*Questions:*
1: In the locus ceruleus passage, what is the structure's color in unstained brain tissue attributed to?
2: Write a continuation of the locus ceruleus passage, beginning right after its final sentence.

*Passage provided:*
----------------

Neurodegenerative diseases

The locus ceruleus is affected in many forms of neurodegenerative diseases: genetic and idiopathic Parkinson's disease, progressive supranuclear palsy, Pick's disease or Alzheimer's disease. It is also affected in Down syndrome. For example, there is up to 80% loss of locus ceruleus neurons in Alzheimer's disease. Mouse models of Alzheimer's disease show accelerated progression after chemical destruction of the locus ceruleus The norepinephrine from locus ceruleus cells in addition to its neurotransmitter role locally diffuses from "varicosities". As such it provides an endogenous anti-inflammatory agent in the microenvironment around the neurons, glial cells, and blood vessels in the neocortex and hippocampus. It has been shown that norepinephrine stimulates mouse microglia to suppress -induced production of cytokines and promotes phagocytosis of Aβ. This suggests that degeneration of the locus ceruleus might be responsible for increased Aβ deposition in AD brains. Degeneration of pigmented neurons in this region in Alzheimer's and Parkinson's disease can be visualized in vivo with Neuromelanin MRI.

History

It was discovered in 1784 by Félix Vicq-d'Azyr, redescribed later by Johann Christian Reil in 1809 and named by Joseph Wenzel and Karl Wenzel brothers in 1812. High monoamine oxidase activity in the rodent LC was found in 1959, monoamines were found in 1964 and noradrenergic ubiquitous projections in the 1970s.

Etymology

Coeruleus or caeruleus

The 'English' name locus coeruleus is actually a Latin expression consisting of the noun, locus, place or spot and the adjective coeruleus, dark blue or sky-blue. This was aptly translated into English as blue place in 1907 in the English translation of the official Latin anatomic nomenclature of 1895, Nomina Anatomica. The name of the locus coeruleus is derived from its azure appearance in unstained brain tissue. The color is due to light scattering from neuromelanin in noradrenergic (producing or activated by norepinephrine) nerve cell bodies. The phenomenon is magnified by the Falck-Hillarp technique°, which combines freeze-dried tissue and formaldehyde to fluoresce the catecholamines and serotonin contained in the tissue.

----------------

*Entries supplied:*
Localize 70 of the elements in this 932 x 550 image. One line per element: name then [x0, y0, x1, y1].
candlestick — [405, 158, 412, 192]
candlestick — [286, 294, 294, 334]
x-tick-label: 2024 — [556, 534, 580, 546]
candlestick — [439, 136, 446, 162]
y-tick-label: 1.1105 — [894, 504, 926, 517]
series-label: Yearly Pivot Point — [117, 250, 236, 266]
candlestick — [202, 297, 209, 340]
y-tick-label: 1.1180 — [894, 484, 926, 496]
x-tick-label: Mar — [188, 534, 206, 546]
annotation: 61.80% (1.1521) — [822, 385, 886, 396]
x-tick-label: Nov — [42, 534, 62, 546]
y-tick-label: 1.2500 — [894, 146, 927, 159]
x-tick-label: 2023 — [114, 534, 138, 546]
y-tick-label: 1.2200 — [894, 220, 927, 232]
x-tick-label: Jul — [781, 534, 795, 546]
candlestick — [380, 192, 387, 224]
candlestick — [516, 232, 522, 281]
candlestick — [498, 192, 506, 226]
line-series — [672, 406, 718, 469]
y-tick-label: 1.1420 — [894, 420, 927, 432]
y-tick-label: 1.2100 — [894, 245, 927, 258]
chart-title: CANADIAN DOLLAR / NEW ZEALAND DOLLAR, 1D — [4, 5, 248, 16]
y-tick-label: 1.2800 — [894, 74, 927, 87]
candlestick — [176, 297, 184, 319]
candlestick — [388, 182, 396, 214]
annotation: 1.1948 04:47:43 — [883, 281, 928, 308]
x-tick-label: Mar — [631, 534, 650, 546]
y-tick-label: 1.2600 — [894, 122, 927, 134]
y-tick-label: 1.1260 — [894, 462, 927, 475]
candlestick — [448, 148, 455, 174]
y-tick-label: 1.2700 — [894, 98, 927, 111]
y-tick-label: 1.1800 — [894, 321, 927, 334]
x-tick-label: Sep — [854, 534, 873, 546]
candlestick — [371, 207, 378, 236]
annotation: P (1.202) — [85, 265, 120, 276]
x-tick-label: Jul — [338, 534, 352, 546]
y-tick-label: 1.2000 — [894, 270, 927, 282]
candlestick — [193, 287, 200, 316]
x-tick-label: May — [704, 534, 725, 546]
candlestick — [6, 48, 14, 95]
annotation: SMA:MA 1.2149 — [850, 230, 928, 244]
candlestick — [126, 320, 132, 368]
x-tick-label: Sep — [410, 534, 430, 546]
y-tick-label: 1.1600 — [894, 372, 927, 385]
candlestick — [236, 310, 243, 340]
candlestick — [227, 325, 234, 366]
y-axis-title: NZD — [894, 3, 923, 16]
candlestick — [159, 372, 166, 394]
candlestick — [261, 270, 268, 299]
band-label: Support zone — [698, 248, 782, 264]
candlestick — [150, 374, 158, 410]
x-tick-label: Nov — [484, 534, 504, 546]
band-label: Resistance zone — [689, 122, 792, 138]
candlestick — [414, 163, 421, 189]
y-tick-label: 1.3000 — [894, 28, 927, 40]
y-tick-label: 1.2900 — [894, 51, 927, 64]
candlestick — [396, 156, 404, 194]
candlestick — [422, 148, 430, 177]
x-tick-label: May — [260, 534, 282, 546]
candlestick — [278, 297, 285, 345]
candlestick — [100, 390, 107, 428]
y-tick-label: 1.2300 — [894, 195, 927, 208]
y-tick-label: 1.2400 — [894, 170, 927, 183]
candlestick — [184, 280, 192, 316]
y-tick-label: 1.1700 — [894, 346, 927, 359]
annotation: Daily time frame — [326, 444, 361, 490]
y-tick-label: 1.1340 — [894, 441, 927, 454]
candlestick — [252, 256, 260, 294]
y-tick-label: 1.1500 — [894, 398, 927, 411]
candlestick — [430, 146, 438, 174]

----------------

*Task-by-task answers:*
1: Light scattering from neuromelanin in noradrenergic nerve cell bodies.

2:
The spelling coeruleus is actually considered incorrect with dictionaries of classical Latin preferring caeruleus instead. Caeruleus is derived from caelum, hence the spelling with -ae, like caeluleus → caeruleus. Caelum in classical Latin could refer to the sky, the heaven or the vault of heaven.

In mediaeval Latin, orthographic variants like coelum for classical Latin caelum and cerulans for classical Latin caerulans can be spotted. 

In English, the color adjective cerulean is derived from Latin caeruleus. In addition, ceiling is ultimately derived from Latin caelum as well.

Official Latin nomenclature

The official Latin nomenclature, Nomina Anatomica as ratified in Basel in 1895 and in Jena in 1935 contained the orthographic correct form locus caeruleus. The Nomina Anatomica published in 1955 inadvertently introduced the incorrect spelling locus coeruleus, without any further explanation. The subsequent edition monophthongized the diphthong, resulting in locus ceruleus, as they proclaimed that: "All diphthongs should be eliminated". This form was retained in the subsequent edition. The following two editions from 1977 and 1983 reverted the orthography back to the incorrect spelling locus coeruleus, while the subsequent edition from 1989 eventually returned to the correct spelling locus caeruleus. The current edition of the Nomina Anatomica, rebaptized as Terminologia Anatomica, dictates locus caeruleus in its list of Latin expressions and correspondingly mentions locus caeruleus in its list of English equivalents. This is in line with the statement made by the chairman of the Terminologia Anatomica that "the committee decided that Latin terms when used in English should be in correct Latin".